EXERCISE
Determine how many lines below hold the string "County". Reply with the number alone.

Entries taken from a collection

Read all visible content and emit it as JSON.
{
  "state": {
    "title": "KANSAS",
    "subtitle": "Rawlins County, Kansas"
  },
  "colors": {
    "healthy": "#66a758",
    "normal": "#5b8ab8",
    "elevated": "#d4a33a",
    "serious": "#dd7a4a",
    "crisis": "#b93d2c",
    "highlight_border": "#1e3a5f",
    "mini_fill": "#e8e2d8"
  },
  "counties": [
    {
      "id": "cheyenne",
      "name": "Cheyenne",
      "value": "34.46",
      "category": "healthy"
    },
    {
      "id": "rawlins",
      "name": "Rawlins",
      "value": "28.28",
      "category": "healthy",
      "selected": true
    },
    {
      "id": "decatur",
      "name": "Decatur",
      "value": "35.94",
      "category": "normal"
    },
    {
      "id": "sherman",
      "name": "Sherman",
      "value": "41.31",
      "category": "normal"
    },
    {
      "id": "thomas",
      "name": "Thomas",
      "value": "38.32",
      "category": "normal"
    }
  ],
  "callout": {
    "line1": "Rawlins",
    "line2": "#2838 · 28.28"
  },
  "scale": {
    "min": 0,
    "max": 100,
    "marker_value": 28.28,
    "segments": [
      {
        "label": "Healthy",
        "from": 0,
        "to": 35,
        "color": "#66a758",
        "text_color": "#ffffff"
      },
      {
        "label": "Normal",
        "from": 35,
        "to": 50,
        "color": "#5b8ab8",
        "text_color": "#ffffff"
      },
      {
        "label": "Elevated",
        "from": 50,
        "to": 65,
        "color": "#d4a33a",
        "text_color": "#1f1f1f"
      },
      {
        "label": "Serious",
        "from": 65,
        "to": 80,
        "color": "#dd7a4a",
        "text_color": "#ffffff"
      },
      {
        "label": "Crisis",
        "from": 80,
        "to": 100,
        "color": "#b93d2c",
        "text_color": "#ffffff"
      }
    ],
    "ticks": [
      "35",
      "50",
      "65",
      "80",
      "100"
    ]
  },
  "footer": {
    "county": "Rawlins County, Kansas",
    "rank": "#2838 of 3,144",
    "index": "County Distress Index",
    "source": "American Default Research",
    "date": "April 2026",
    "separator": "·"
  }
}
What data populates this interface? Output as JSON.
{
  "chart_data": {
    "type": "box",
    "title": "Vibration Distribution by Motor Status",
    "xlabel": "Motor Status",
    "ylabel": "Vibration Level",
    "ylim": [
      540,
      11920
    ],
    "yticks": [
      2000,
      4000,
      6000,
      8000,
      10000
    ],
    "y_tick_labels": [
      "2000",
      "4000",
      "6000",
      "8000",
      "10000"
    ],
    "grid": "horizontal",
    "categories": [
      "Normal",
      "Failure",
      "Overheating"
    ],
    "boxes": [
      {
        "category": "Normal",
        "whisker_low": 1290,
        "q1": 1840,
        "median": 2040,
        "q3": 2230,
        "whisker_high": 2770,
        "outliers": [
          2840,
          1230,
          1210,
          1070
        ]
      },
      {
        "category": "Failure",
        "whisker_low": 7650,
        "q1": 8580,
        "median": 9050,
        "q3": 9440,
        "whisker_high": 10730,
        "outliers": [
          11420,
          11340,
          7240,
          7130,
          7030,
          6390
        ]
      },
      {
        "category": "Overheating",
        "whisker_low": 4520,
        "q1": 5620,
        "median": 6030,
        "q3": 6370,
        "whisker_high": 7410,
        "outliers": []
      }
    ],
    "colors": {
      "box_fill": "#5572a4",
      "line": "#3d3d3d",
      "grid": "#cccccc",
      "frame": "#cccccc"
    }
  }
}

RESULT OF THE EXERCISE
3